--- START OF Supplied records ---
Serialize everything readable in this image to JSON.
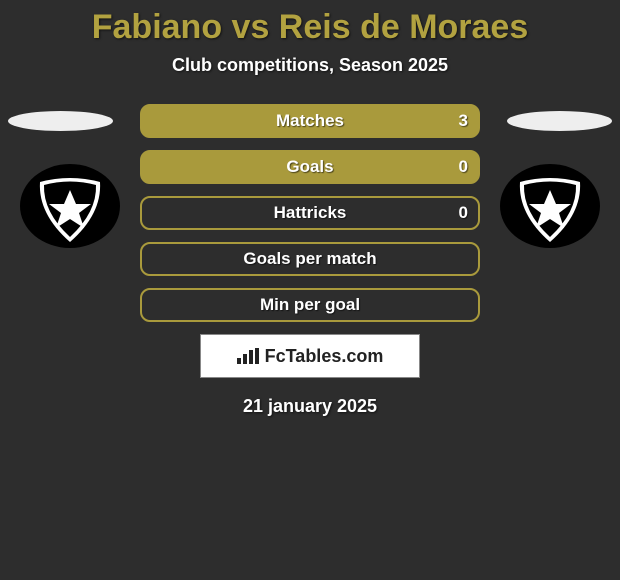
{
  "title": "Fabiano vs Reis de Moraes",
  "subtitle": "Club competitions, Season 2025",
  "date": "21 january 2025",
  "attribution": "FcTables.com",
  "colors": {
    "title": "#b2a240",
    "background": "#2d2d2d",
    "row_border": "#a99a3c",
    "row_fill": "#a99a3c",
    "row_text": "#ffffff",
    "attribution_text": "#222222"
  },
  "rows": [
    {
      "label": "Matches",
      "left": "",
      "right": "3",
      "fill_side": "right",
      "fill_pct": 100
    },
    {
      "label": "Goals",
      "left": "",
      "right": "0",
      "fill_side": "right",
      "fill_pct": 100
    },
    {
      "label": "Hattricks",
      "left": "",
      "right": "0",
      "fill_side": "none",
      "fill_pct": 0
    },
    {
      "label": "Goals per match",
      "left": "",
      "right": "",
      "fill_side": "none",
      "fill_pct": 0
    },
    {
      "label": "Min per goal",
      "left": "",
      "right": "",
      "fill_side": "none",
      "fill_pct": 0
    }
  ]
}
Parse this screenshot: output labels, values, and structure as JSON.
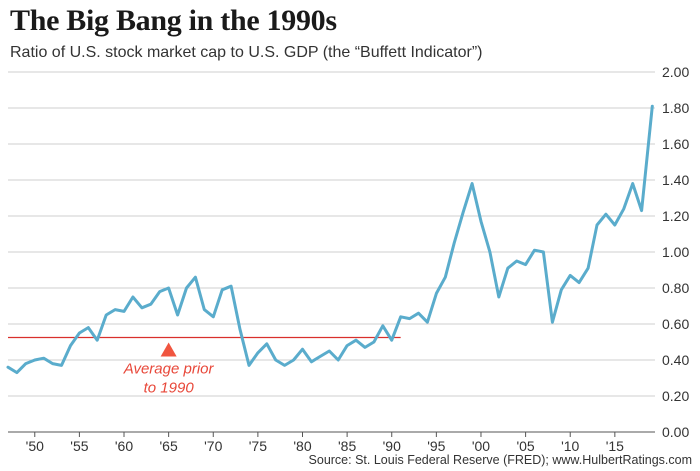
{
  "title": "The Big Bang in the 1990s",
  "subtitle": "Ratio of U.S. stock market cap to U.S. GDP (the “Buffett Indicator”)",
  "source": "Source: St. Louis Federal Reserve (FRED); www.HulbertRatings.com",
  "colors": {
    "line": "#5aaccc",
    "reference": "#d9302c",
    "grid": "#cfcfcf",
    "text": "#333333"
  },
  "chart_data": {
    "type": "line",
    "x_ticks": [
      {
        "value": 1950,
        "label": "'50"
      },
      {
        "value": 1955,
        "label": "'55"
      },
      {
        "value": 1960,
        "label": "'60"
      },
      {
        "value": 1965,
        "label": "'65"
      },
      {
        "value": 1970,
        "label": "'70"
      },
      {
        "value": 1975,
        "label": "'75"
      },
      {
        "value": 1980,
        "label": "'80"
      },
      {
        "value": 1985,
        "label": "'85"
      },
      {
        "value": 1990,
        "label": "'90"
      },
      {
        "value": 1995,
        "label": "'95"
      },
      {
        "value": 2000,
        "label": "'00"
      },
      {
        "value": 2005,
        "label": "'05"
      },
      {
        "value": 2010,
        "label": "'10"
      },
      {
        "value": 2015,
        "label": "'15"
      }
    ],
    "y_ticks": [
      "0.00",
      "0.20",
      "0.40",
      "0.60",
      "0.80",
      "1.00",
      "1.20",
      "1.40",
      "1.60",
      "1.80",
      "2.00"
    ],
    "xlim": [
      1947,
      2019.5
    ],
    "ylim": [
      0,
      2.0
    ],
    "grid": "horizontal",
    "y_axis_side": "right",
    "x": [
      1947,
      1948,
      1949,
      1950,
      1951,
      1952,
      1953,
      1954,
      1955,
      1956,
      1957,
      1958,
      1959,
      1960,
      1961,
      1962,
      1963,
      1964,
      1965,
      1966,
      1967,
      1968,
      1969,
      1970,
      1971,
      1972,
      1973,
      1974,
      1975,
      1976,
      1977,
      1978,
      1979,
      1980,
      1981,
      1982,
      1983,
      1984,
      1985,
      1986,
      1987,
      1988,
      1989,
      1990,
      1991,
      1992,
      1993,
      1994,
      1995,
      1996,
      1997,
      1998,
      1999,
      2000,
      2001,
      2002,
      2003,
      2004,
      2005,
      2006,
      2007,
      2008,
      2009,
      2010,
      2011,
      2012,
      2013,
      2014,
      2015,
      2016,
      2017,
      2018,
      2019.2
    ],
    "values": [
      0.36,
      0.33,
      0.38,
      0.4,
      0.41,
      0.38,
      0.37,
      0.48,
      0.55,
      0.58,
      0.51,
      0.65,
      0.68,
      0.67,
      0.75,
      0.69,
      0.71,
      0.78,
      0.8,
      0.65,
      0.8,
      0.86,
      0.68,
      0.64,
      0.79,
      0.81,
      0.57,
      0.37,
      0.44,
      0.49,
      0.4,
      0.37,
      0.4,
      0.46,
      0.39,
      0.42,
      0.45,
      0.4,
      0.48,
      0.51,
      0.47,
      0.5,
      0.59,
      0.51,
      0.64,
      0.63,
      0.66,
      0.61,
      0.77,
      0.86,
      1.05,
      1.22,
      1.38,
      1.17,
      1.0,
      0.75,
      0.91,
      0.95,
      0.93,
      1.01,
      1.0,
      0.61,
      0.79,
      0.87,
      0.83,
      0.91,
      1.15,
      1.21,
      1.15,
      1.24,
      1.38,
      1.23,
      1.81
    ],
    "reference_line": {
      "value": 0.525,
      "x_start": 1947,
      "x_end": 1991
    },
    "annotation": {
      "text_line1": "Average prior",
      "text_line2": "to 1990",
      "x": 1965
    }
  }
}
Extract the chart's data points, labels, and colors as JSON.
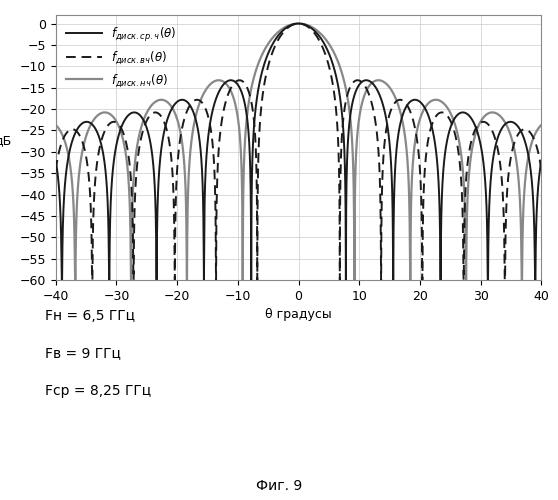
{
  "title": "",
  "xlabel": "θ градусы",
  "ylabel": "дБ",
  "xlim": [
    -40,
    40
  ],
  "ylim": [
    -60,
    2
  ],
  "xticks": [
    -40,
    -30,
    -20,
    -10,
    0,
    10,
    20,
    30,
    40
  ],
  "yticks": [
    0,
    -5,
    -10,
    -15,
    -20,
    -25,
    -30,
    -35,
    -40,
    -45,
    -50,
    -55,
    -60
  ],
  "F_n": 6.5,
  "F_v": 9.0,
  "F_sr": 8.25,
  "line_color_mid": "#1a1a1a",
  "line_color_high": "#1a1a1a",
  "line_color_low": "#888888",
  "fig_label": "Фиг. 9",
  "background_color": "#ffffff",
  "theta_scale_mid": 7.8,
  "theta_scale_high": 6.8,
  "theta_scale_low": 9.2,
  "sidelobe_decay_mid": 1.0,
  "sidelobe_decay_high": 1.0,
  "sidelobe_decay_low": 1.0
}
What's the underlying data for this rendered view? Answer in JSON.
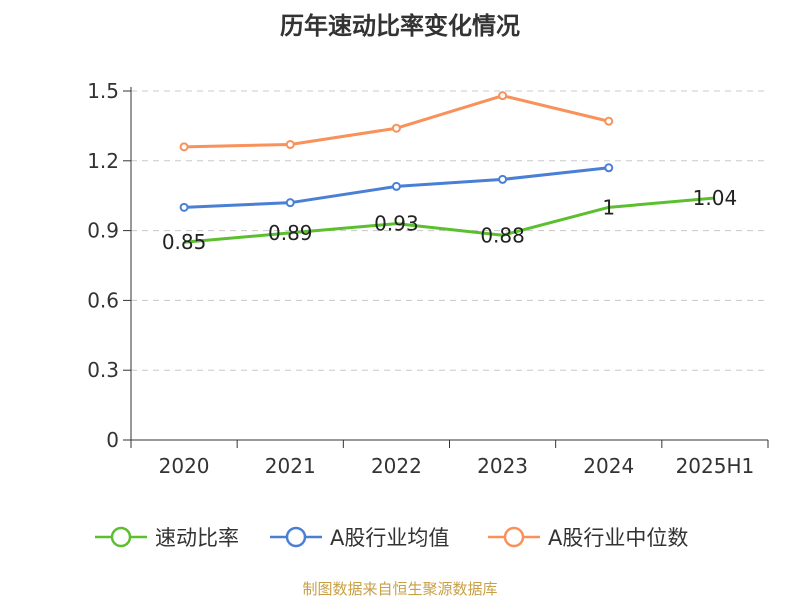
{
  "title": "历年速动比率变化情况",
  "source": "制图数据来自恒生聚源数据库",
  "chart_data": {
    "type": "line",
    "categories": [
      "2020",
      "2021",
      "2022",
      "2023",
      "2024",
      "2025H1"
    ],
    "ylim": [
      0,
      1.5
    ],
    "yticks": [
      "0",
      "0.3",
      "0.6",
      "0.9",
      "1.2",
      "1.5"
    ],
    "grid": true,
    "legend_position": "bottom",
    "series": [
      {
        "name": "速动比率",
        "color": "#5cbf2f",
        "values": [
          0.85,
          0.89,
          0.93,
          0.88,
          1.0,
          1.04
        ],
        "labels": [
          "0.85",
          "0.89",
          "0.93",
          "0.88",
          "1",
          "1.04"
        ]
      },
      {
        "name": "A股行业均值",
        "color": "#4a7fd6",
        "values": [
          1.0,
          1.02,
          1.09,
          1.12,
          1.17,
          null
        ]
      },
      {
        "name": "A股行业中位数",
        "color": "#f8915a",
        "values": [
          1.26,
          1.27,
          1.34,
          1.48,
          1.37,
          null
        ]
      }
    ]
  }
}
--- END OF Supplied records ---
Work to complete: Set out every line from the material that contains the string "ffffff".

The output:
    "row_text": "#ffffff",
  "background_color": "#ffffff",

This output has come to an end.